Make an exact copy of the entries, and keep any pictures out of it.

'''

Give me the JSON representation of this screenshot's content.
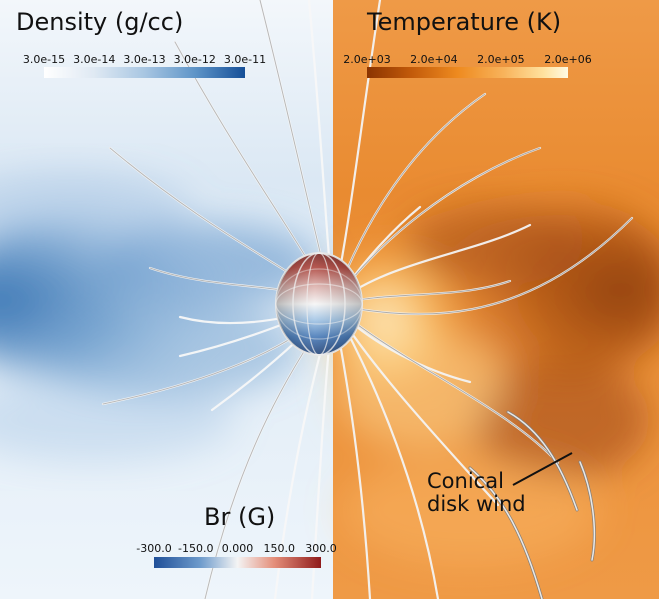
{
  "panels": {
    "density": {
      "title": "Density (g/cc)",
      "ticks": [
        "3.0e-15",
        "3.0e-14",
        "3.0e-13",
        "3.0e-12",
        "3.0e-11"
      ]
    },
    "temperature": {
      "title": "Temperature (K)",
      "ticks": [
        "2.0e+03",
        "2.0e+04",
        "2.0e+05",
        "2.0e+06"
      ]
    },
    "br": {
      "title": "Br (G)",
      "ticks": [
        "-300.0",
        "-150.0",
        "0.000",
        "150.0",
        "300.0"
      ]
    }
  },
  "annotation": {
    "line1": "Conical",
    "line2": "disk wind"
  },
  "colors": {
    "density_background": "#dbe7f2",
    "density_dark": "#2a67a8",
    "temperature_background": "#e48a2d",
    "temperature_dark": "#8f3d0a",
    "field_lines": "#e0e0e0"
  }
}
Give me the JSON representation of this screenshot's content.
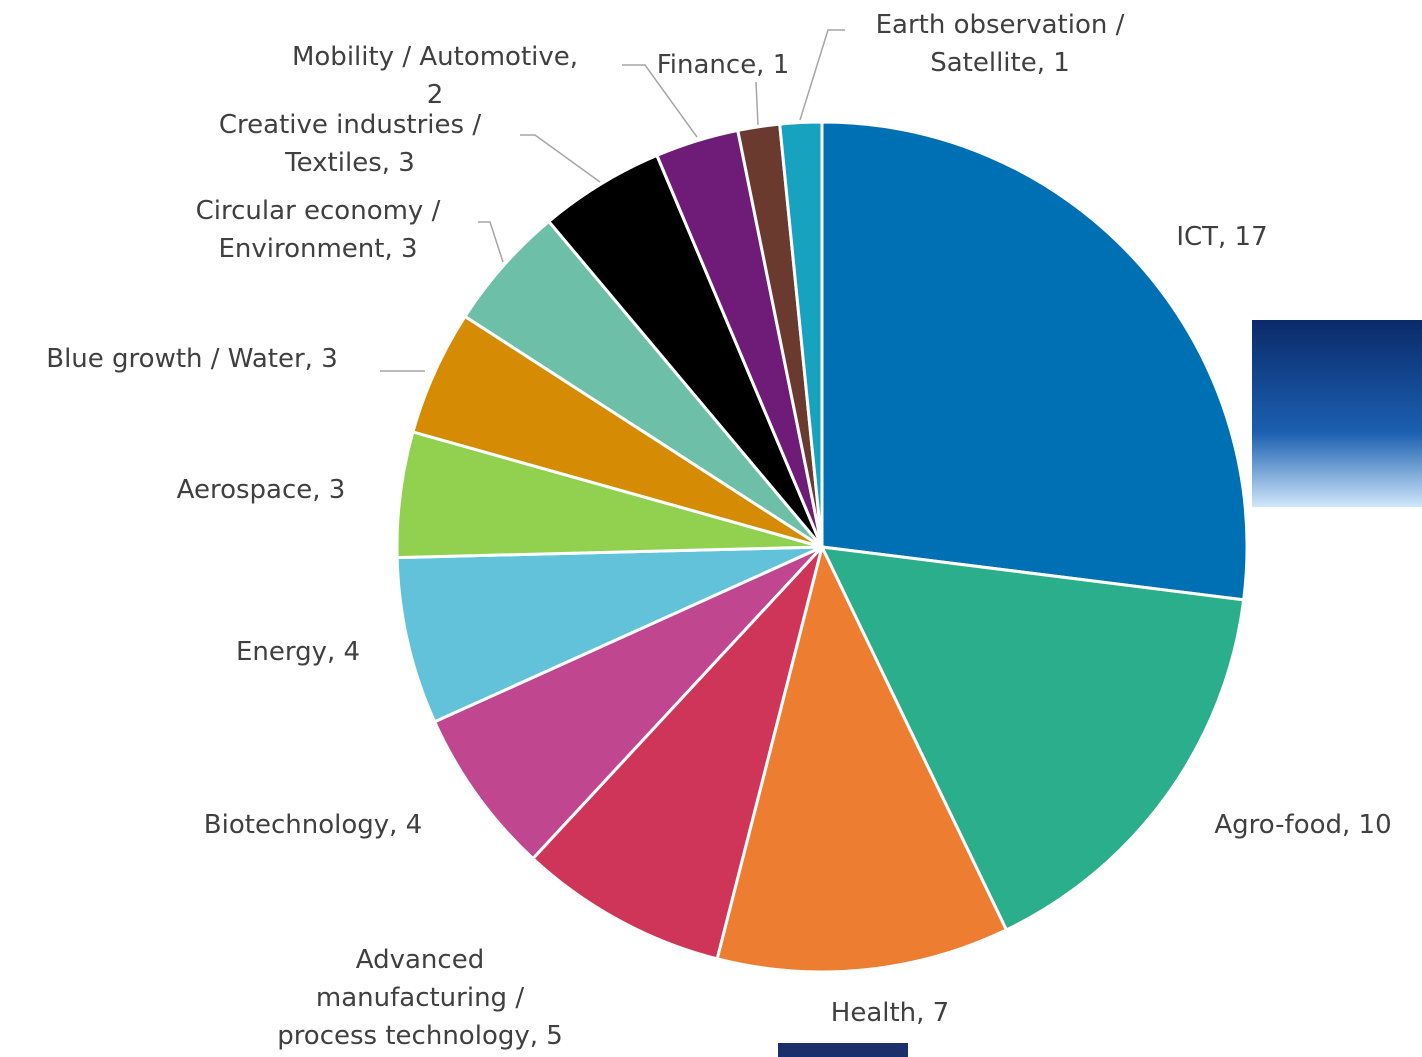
{
  "chart_data": {
    "type": "pie",
    "values": [
      17,
      10,
      7,
      5,
      4,
      4,
      3,
      3,
      3,
      3,
      2,
      1,
      1
    ],
    "value_labels": [
      "ICT, 17",
      "Agro-food, 10",
      "Health, 7",
      "Advanced\nmanufacturing /\nprocess technology, 5",
      "Biotechnology, 4",
      "Energy, 4",
      "Aerospace, 3",
      "Blue growth / Water, 3",
      "Circular economy /\nEnvironment, 3",
      "Creative industries /\nTextiles, 3",
      "Mobility / Automotive,\n2",
      "Finance, 1",
      "Earth observation /\nSatellite, 1"
    ],
    "colors": [
      "#0070b4",
      "#2bae8b",
      "#ed7d31",
      "#cf3558",
      "#c0478f",
      "#62c2da",
      "#92d050",
      "#d68b05",
      "#6dbfa8",
      "#000000",
      "#6f1c78",
      "#6b3a2e",
      "#17a2c0"
    ]
  }
}
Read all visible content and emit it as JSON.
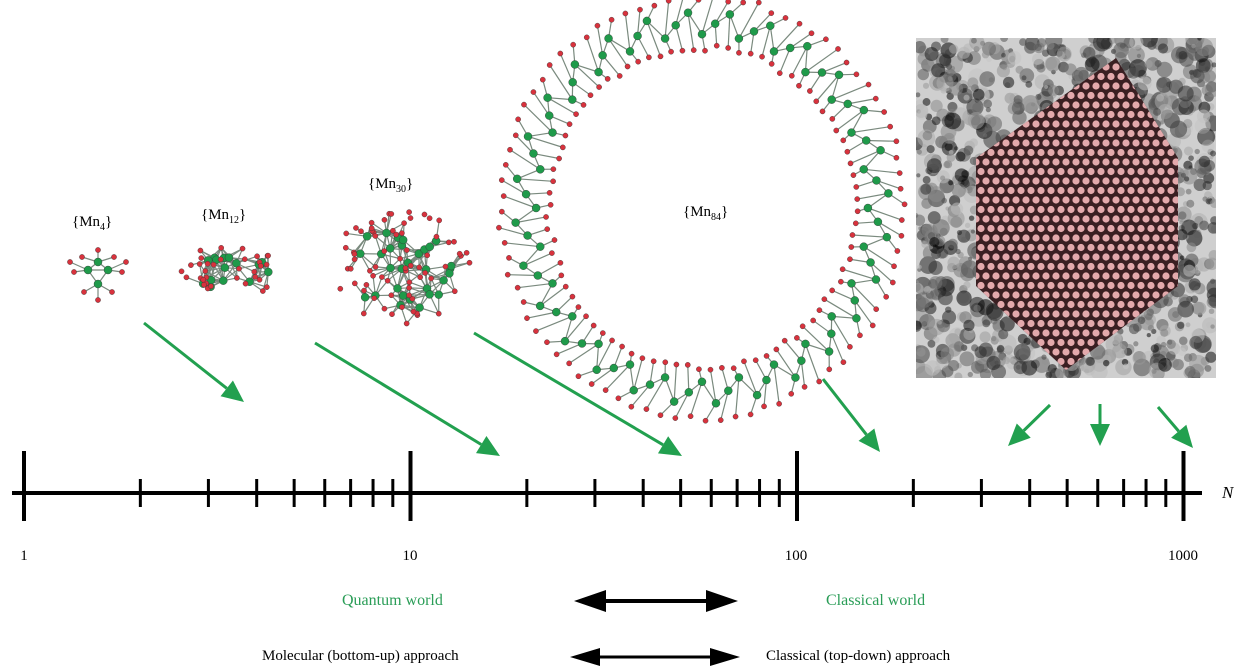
{
  "clusters": [
    {
      "name": "{Mn4}",
      "base": "{Mn",
      "sub": "4",
      "close": "}"
    },
    {
      "name": "{Mn12}",
      "base": "{Mn",
      "sub": "12",
      "close": "}"
    },
    {
      "name": "{Mn30}",
      "base": "{Mn",
      "sub": "30",
      "close": "}"
    },
    {
      "name": "{Mn84}",
      "base": "{Mn",
      "sub": "84",
      "close": "}"
    }
  ],
  "axis": {
    "variable": "N",
    "scale": "log",
    "range": [
      1,
      1000
    ],
    "major_labels": [
      "1",
      "10",
      "100",
      "1000"
    ]
  },
  "regions": {
    "quantum": "Quantum world",
    "classical": "Classical world"
  },
  "approaches": {
    "molecular": "Molecular (bottom-up) approach",
    "classical": "Classical (top-down) approach"
  },
  "colors": {
    "metal_atom": "#1f9a4a",
    "oxygen_atom": "#d8323d",
    "arrow_green": "#22a04f",
    "label_green": "#2a9d57",
    "nanoparticle_overlay": "#f2b5b8"
  }
}
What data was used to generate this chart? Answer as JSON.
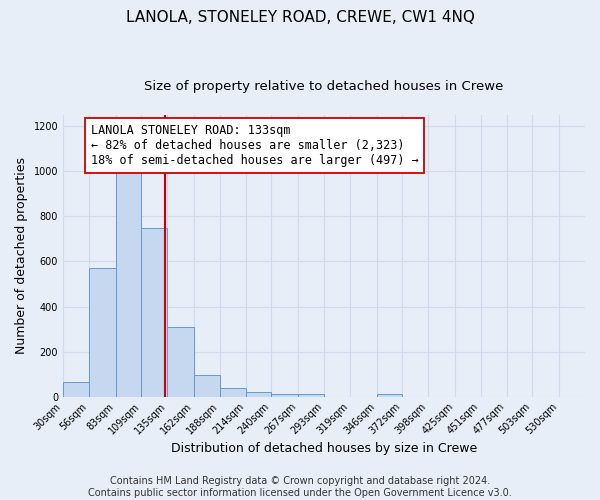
{
  "title": "LANOLA, STONELEY ROAD, CREWE, CW1 4NQ",
  "subtitle": "Size of property relative to detached houses in Crewe",
  "xlabel": "Distribution of detached houses by size in Crewe",
  "ylabel": "Number of detached properties",
  "bar_color": "#c5d8f0",
  "bar_edge_color": "#6699cc",
  "bins": [
    30,
    56,
    83,
    109,
    135,
    162,
    188,
    214,
    240,
    267,
    293,
    319,
    346,
    372,
    398,
    425,
    451,
    477,
    503,
    530,
    556
  ],
  "counts": [
    65,
    570,
    1000,
    750,
    310,
    95,
    40,
    20,
    10,
    10,
    0,
    0,
    10,
    0,
    0,
    0,
    0,
    0,
    0,
    0
  ],
  "property_size": 133,
  "vline_color": "#cc0000",
  "annotation_line1": "LANOLA STONELEY ROAD: 133sqm",
  "annotation_line2": "← 82% of detached houses are smaller (2,323)",
  "annotation_line3": "18% of semi-detached houses are larger (497) →",
  "annotation_box_color": "#ffffff",
  "annotation_box_edge_color": "#cc0000",
  "ylim": [
    0,
    1250
  ],
  "yticks": [
    0,
    200,
    400,
    600,
    800,
    1000,
    1200
  ],
  "footer_text": "Contains HM Land Registry data © Crown copyright and database right 2024.\nContains public sector information licensed under the Open Government Licence v3.0.",
  "background_color": "#e8eef8",
  "grid_color": "#d0daea",
  "title_fontsize": 11,
  "subtitle_fontsize": 9.5,
  "annotation_fontsize": 8.5,
  "footer_fontsize": 7,
  "tick_label_fontsize": 7,
  "axis_label_fontsize": 9
}
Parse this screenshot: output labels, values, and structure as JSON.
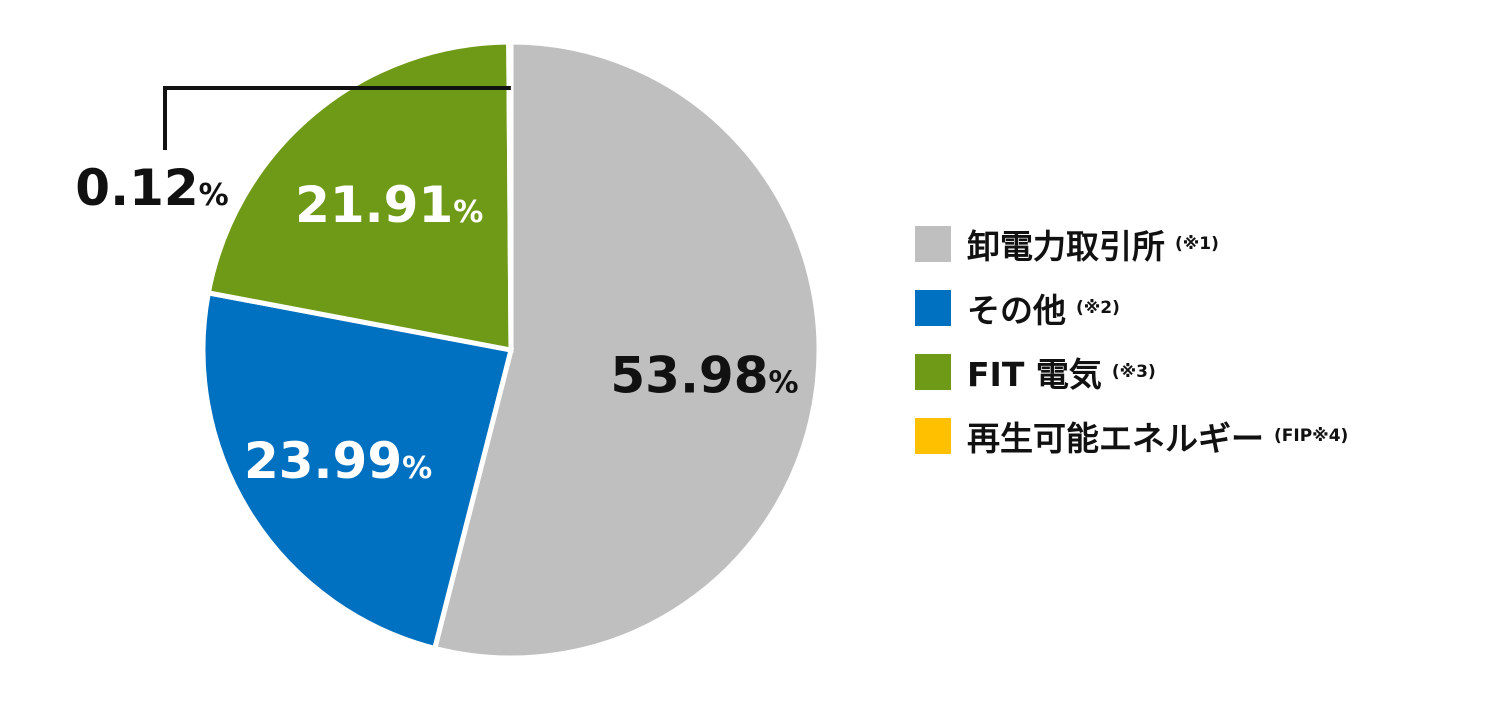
{
  "chart_data": {
    "type": "pie",
    "slices": [
      {
        "label": "卸電力取引所",
        "note": "(※1)",
        "value": 53.98,
        "color": "#bfbfbf",
        "display": "53.98",
        "text_color": "#111111"
      },
      {
        "label": "その他",
        "note": "(※2)",
        "value": 23.99,
        "color": "#0070c0",
        "display": "23.99",
        "text_color": "#ffffff"
      },
      {
        "label": "FIT 電気",
        "note": "(※3)",
        "value": 21.91,
        "color": "#6f9a18",
        "display": "21.91",
        "text_color": "#ffffff"
      },
      {
        "label": "再生可能エネルギー",
        "note": "(FIP※4)",
        "value": 0.12,
        "color": "#ffc000",
        "display": "0.12",
        "text_color": "#111111"
      }
    ],
    "unit": "%",
    "legend_position": "right"
  }
}
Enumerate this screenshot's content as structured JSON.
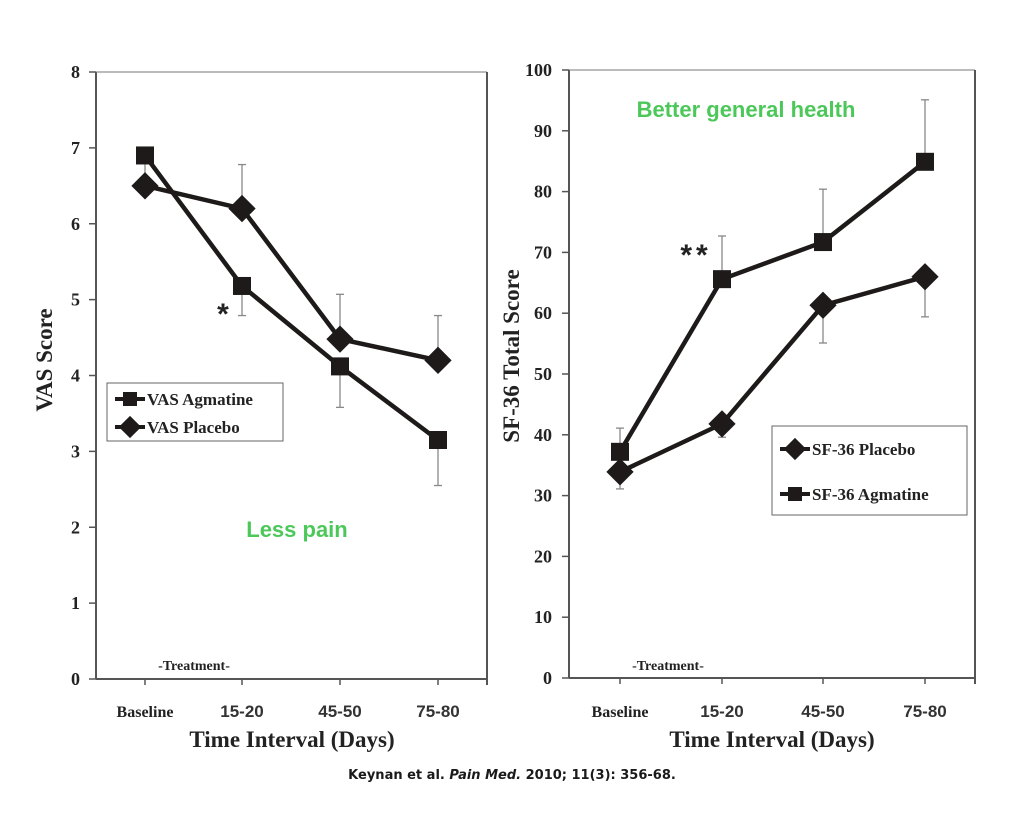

'''

▶ **FINAL ANSWER**
Give me the JSON representation of this screenshot's content.
{
  "panels": {
    "density": {
      "title": "Density (g/cc)",
      "ticks": [
        "3.0e-15",
        "3.0e-14",
        "3.0e-13",
        "3.0e-12",
        "3.0e-11"
      ]
    },
    "temperature": {
      "title": "Temperature (K)",
      "ticks": [
        "2.0e+03",
        "2.0e+04",
        "2.0e+05",
        "2.0e+06"
      ]
    },
    "br": {
      "title": "Br (G)",
      "ticks": [
        "-300.0",
        "-150.0",
        "0.000",
        "150.0",
        "300.0"
      ]
    }
  },
  "annotation": {
    "line1": "Conical",
    "line2": "disk wind"
  },
  "colors": {
    "density_background": "#dbe7f2",
    "density_dark": "#2a67a8",
    "temperature_background": "#e48a2d",
    "temperature_dark": "#8f3d0a",
    "field_lines": "#e0e0e0"
  }
}
Give me the JSON representation of this screenshot's content.
{
  "chart_data": {
    "type": "pie",
    "values": [
      17,
      10,
      7,
      5,
      4,
      4,
      3,
      3,
      3,
      3,
      2,
      1,
      1
    ],
    "value_labels": [
      "ICT, 17",
      "Agro-food, 10",
      "Health, 7",
      "Advanced\nmanufacturing /\nprocess technology, 5",
      "Biotechnology, 4",
      "Energy, 4",
      "Aerospace, 3",
      "Blue growth / Water, 3",
      "Circular economy /\nEnvironment, 3",
      "Creative industries /\nTextiles, 3",
      "Mobility / Automotive,\n2",
      "Finance, 1",
      "Earth observation /\nSatellite, 1"
    ],
    "colors": [
      "#0070b4",
      "#2bae8b",
      "#ed7d31",
      "#cf3558",
      "#c0478f",
      "#62c2da",
      "#92d050",
      "#d68b05",
      "#6dbfa8",
      "#000000",
      "#6f1c78",
      "#6b3a2e",
      "#17a2c0"
    ]
  }
}
Read all visible content and emit it as JSON.
{
  "clusters": [
    {
      "name": "{Mn4}",
      "base": "{Mn",
      "sub": "4",
      "close": "}"
    },
    {
      "name": "{Mn12}",
      "base": "{Mn",
      "sub": "12",
      "close": "}"
    },
    {
      "name": "{Mn30}",
      "base": "{Mn",
      "sub": "30",
      "close": "}"
    },
    {
      "name": "{Mn84}",
      "base": "{Mn",
      "sub": "84",
      "close": "}"
    }
  ],
  "axis": {
    "variable": "N",
    "scale": "log",
    "range": [
      1,
      1000
    ],
    "major_labels": [
      "1",
      "10",
      "100",
      "1000"
    ]
  },
  "regions": {
    "quantum": "Quantum world",
    "classical": "Classical world"
  },
  "approaches": {
    "molecular": "Molecular (bottom-up) approach",
    "classical": "Classical (top-down) approach"
  },
  "colors": {
    "metal_atom": "#1f9a4a",
    "oxygen_atom": "#d8323d",
    "arrow_green": "#22a04f",
    "label_green": "#2a9d57",
    "nanoparticle_overlay": "#f2b5b8"
  }
}
What data was used to generate this chart? Answer as JSON.
{
  "title": "LANOLA, STONELEY ROAD, CREWE, CW1 4NQ",
  "subtitle": "Size of property relative to detached houses in Crewe",
  "xlabel": "Distribution of detached houses by size in Crewe",
  "ylabel": "Number of detached properties",
  "bar_color": "#c5d8f0",
  "bar_edge_color": "#6699cc",
  "bins": [
    30,
    56,
    83,
    109,
    135,
    162,
    188,
    214,
    240,
    267,
    293,
    319,
    346,
    372,
    398,
    425,
    451,
    477,
    503,
    530,
    556
  ],
  "counts": [
    65,
    570,
    1000,
    750,
    310,
    95,
    40,
    20,
    10,
    10,
    0,
    0,
    10,
    0,
    0,
    0,
    0,
    0,
    0,
    0
  ],
  "property_size": 133,
  "vline_color": "#cc0000",
  "annotation_line1": "LANOLA STONELEY ROAD: 133sqm",
  "annotation_line2": "← 82% of detached houses are smaller (2,323)",
  "annotation_line3": "18% of semi-detached houses are larger (497) →",
  "annotation_box_color": "#ffffff",
  "annotation_box_edge_color": "#cc0000",
  "ylim": [
    0,
    1250
  ],
  "yticks": [
    0,
    200,
    400,
    600,
    800,
    1000,
    1200
  ],
  "footer_text": "Contains HM Land Registry data © Crown copyright and database right 2024.\nContains public sector information licensed under the Open Government Licence v3.0.",
  "background_color": "#e8eef8",
  "grid_color": "#d0daea",
  "title_fontsize": 11,
  "subtitle_fontsize": 9.5,
  "annotation_fontsize": 8.5,
  "footer_fontsize": 7,
  "tick_label_fontsize": 7,
  "axis_label_fontsize": 9
}
Parse this screenshot: output labels, values, and structure as JSON.
{
  "chart_data": {
    "type": "pie",
    "slices": [
      {
        "label": "卸電力取引所",
        "note": "(※1)",
        "value": 53.98,
        "color": "#bfbfbf",
        "display": "53.98",
        "text_color": "#111111"
      },
      {
        "label": "その他",
        "note": "(※2)",
        "value": 23.99,
        "color": "#0070c0",
        "display": "23.99",
        "text_color": "#ffffff"
      },
      {
        "label": "FIT 電気",
        "note": "(※3)",
        "value": 21.91,
        "color": "#6f9a18",
        "display": "21.91",
        "text_color": "#ffffff"
      },
      {
        "label": "再生可能エネルギー",
        "note": "(FIP※4)",
        "value": 0.12,
        "color": "#ffc000",
        "display": "0.12",
        "text_color": "#111111"
      }
    ],
    "unit": "%",
    "legend_position": "right"
  }
}
Enumerate this screenshot's content as structured JSON.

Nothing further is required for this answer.